So Rich how was sitting alone for 4 days with no food in a 3-metre circle and sleeping under the stars?
Hmm, that is such a loaded question. Cathartic to say the least, incredibly expansive yet quite the challenge. I got so much out of just being in the eternal moment without any distractions other than the natural world and my inner reality.
So many highlights from the periods of preparation, the quest itself and the integration after with some amazing ceremonies to honour the powers of some of these ancient practices. A truly humbling experience.
Up there with my deep rounding experiences but more intense.
One of the big shifts was allowing some old grief to release. And here is a little share about that.
Oh how the river runs! Allowing grief to wash through me, grief I knew not I had…
Maybe triggered by the fact that all I had was the breath and the moment where you watch the sun move from dawn to dusk like the slow beating of the heart.
And I started to meander my way down the streams of my consciousness, and I came to sections that were bubbling up with old stagnant waters.
These waters were old aspects of self that I had buried deep in the dark recesses, the darkened closets of the mind. And, at stages of my life they were old friends who shaped behaviours and interactions. These friends have some pretty powerful names, betrayal, anger, resentment, and sadness.
And I took a little visit to these during my quest, ripped the masks off and just dove right down into the deep dark recesses of my psyche.
Now over the years I thought I had cleared a lot of the debris – which I know I had – but in the deep quiet moments I could see there was some lingering remnants. And if we study ourselves closely, I could see how these aspects shape certain decisions in life.
The play it safe loyal soldier…
Rather than embracing our birthright, which is to live a full vibrant radiant life unveiling our inner brilliance (whatever that may be). He keeps us small, and in the little self’s perspective out of harms way.
I see those old emotions like a secret a chain of command, that I needed to topple as I move towards the higher frequencies of life. Compassion, empathy, joy, and love. Can you imagine for a moment, living from that space, being unbounded to live with a fully open heart, never at risk of the little self-raising its head to stay small or protected? And in turn allowing all to also live that way. To me that truly is so enticing.
Yet to arrive at that space we need to break that chain. For some this may occur in an instant – good luck to them – for me it has been a journey and still is.
During the quest the big emotion that I felt was moving through me was sadness. A deep spring of ancestral sadness. I can reflect and see that in my dad (died many years ago) and I reckon those rivers ran deep through my lineage (sidenote, unless you were super close to him, you’d not have seen it, we keep this stuff pretty sage).
So, I had moments of cathartic releasing. I believe I have over the years released a lot of the heavier emotions of anger, resentment etc, but sadness was the last bastion. And I grieved not just for me but for all my ancestors, all the pains, all the fears, all the sadness.

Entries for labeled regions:
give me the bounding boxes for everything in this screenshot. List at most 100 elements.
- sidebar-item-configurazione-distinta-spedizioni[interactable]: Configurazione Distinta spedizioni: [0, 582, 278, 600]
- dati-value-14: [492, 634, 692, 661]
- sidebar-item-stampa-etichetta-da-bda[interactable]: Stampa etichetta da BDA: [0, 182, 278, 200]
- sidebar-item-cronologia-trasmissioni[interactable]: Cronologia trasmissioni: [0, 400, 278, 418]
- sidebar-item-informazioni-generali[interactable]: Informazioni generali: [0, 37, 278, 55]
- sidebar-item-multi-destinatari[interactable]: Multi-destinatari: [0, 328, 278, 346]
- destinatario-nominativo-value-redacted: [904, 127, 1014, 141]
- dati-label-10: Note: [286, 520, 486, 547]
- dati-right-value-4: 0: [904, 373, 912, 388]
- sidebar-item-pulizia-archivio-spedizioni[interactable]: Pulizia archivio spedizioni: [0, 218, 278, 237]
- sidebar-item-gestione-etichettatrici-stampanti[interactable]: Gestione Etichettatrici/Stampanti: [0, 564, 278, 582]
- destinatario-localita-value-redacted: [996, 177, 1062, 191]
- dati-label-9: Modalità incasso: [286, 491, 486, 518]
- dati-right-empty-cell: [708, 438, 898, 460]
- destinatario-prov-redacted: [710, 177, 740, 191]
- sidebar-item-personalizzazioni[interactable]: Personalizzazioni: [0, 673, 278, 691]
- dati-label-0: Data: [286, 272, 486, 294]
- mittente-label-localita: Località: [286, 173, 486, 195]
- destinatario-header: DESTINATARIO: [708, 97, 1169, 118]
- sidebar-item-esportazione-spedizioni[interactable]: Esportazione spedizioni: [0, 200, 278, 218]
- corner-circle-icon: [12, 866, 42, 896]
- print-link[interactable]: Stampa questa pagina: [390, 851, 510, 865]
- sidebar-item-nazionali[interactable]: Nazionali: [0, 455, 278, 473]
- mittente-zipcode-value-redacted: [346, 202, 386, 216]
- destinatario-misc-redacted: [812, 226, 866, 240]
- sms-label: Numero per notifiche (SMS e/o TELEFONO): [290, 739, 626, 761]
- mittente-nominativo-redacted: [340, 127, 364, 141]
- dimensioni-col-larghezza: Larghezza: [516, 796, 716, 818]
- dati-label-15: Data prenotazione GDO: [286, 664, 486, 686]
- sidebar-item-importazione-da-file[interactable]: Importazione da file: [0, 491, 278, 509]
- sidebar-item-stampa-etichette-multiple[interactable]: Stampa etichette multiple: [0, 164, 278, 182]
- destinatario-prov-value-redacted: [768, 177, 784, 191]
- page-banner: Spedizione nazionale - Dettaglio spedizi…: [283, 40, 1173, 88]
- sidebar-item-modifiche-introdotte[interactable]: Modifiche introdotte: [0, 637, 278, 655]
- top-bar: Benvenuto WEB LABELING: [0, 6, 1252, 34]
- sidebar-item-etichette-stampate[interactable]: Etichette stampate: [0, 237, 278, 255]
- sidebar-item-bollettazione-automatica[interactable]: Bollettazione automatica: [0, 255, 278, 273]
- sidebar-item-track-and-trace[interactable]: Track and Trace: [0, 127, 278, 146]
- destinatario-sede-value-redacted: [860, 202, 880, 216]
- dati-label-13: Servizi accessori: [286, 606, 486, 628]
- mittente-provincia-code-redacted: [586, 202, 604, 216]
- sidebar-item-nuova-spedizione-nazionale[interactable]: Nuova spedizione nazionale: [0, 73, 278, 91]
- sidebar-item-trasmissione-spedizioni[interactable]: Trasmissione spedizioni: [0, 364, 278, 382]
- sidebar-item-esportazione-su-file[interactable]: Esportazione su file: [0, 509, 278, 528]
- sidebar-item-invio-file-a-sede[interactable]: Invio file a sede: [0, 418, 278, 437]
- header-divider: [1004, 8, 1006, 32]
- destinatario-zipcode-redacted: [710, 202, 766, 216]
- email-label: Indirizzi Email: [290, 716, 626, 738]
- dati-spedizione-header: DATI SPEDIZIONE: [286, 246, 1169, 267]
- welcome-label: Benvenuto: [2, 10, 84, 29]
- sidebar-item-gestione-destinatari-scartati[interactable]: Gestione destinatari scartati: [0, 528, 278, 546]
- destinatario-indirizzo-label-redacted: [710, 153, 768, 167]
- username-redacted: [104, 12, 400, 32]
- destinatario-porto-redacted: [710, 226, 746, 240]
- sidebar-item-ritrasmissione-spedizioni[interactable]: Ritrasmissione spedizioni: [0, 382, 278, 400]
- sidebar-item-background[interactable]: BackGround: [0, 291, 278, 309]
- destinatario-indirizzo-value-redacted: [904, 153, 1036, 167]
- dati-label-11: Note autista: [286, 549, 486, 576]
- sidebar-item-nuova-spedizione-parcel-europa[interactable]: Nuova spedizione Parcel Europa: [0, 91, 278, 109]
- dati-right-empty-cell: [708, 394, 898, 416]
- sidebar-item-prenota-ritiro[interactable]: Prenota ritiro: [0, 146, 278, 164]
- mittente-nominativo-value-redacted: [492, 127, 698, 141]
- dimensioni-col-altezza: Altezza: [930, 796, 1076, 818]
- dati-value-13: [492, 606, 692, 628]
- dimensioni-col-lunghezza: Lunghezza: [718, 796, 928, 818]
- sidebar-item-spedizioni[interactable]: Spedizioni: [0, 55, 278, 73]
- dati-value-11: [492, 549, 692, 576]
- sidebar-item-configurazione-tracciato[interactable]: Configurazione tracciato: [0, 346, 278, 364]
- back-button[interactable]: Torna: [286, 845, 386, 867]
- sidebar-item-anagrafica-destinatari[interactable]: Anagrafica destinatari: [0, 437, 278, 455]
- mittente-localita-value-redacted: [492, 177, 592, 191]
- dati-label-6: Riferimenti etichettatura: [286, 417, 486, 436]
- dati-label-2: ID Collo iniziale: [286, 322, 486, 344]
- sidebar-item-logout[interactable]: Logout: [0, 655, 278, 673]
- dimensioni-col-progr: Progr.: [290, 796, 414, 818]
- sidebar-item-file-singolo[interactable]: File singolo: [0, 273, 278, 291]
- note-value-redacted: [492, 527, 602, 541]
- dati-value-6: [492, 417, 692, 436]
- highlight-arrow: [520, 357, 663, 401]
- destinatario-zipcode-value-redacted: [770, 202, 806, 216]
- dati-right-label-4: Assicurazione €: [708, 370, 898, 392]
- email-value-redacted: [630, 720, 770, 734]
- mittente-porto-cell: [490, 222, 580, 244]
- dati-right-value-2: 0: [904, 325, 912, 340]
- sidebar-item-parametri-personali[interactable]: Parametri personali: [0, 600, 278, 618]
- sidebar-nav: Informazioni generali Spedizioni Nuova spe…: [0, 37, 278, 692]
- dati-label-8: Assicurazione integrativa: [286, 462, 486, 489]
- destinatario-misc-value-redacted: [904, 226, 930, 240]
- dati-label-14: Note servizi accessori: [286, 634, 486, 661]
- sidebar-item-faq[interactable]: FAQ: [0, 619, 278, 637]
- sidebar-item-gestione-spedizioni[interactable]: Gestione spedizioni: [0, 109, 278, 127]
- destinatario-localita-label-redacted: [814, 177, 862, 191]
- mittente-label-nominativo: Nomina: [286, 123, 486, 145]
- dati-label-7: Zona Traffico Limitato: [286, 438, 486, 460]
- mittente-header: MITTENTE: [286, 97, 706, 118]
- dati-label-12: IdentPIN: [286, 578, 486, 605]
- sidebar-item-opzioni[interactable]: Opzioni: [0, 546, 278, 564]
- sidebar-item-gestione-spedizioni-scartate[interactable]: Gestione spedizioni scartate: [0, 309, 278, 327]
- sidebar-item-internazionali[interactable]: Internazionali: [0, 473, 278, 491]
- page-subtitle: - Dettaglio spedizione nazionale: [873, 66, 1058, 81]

→ **WHAT TO DO**
Set down, word for word, the part of the post about the four-day quest starting at "The play it" and ending at "is so enticing.". The items stand apart from the text as separate material.

→ **WRITTEN REPLY**
The play it safe loyal soldier…
Rather than embracing our birthright, which is to live a full vibrant radiant life unveiling our inner brilliance (whatever that may be). He keeps us small, and in the little self’s perspective out of harms way.
I see those old emotions like a secret a chain of command, that I needed to topple as I move towards the higher frequencies of life. Compassion, empathy, joy, and love. Can you imagine for a moment, living from that space, being unbounded to live with a fully open heart, never at risk of the little self-raising its head to stay small or protected? And in turn allowing all to also live that way. To me that truly is so enticing.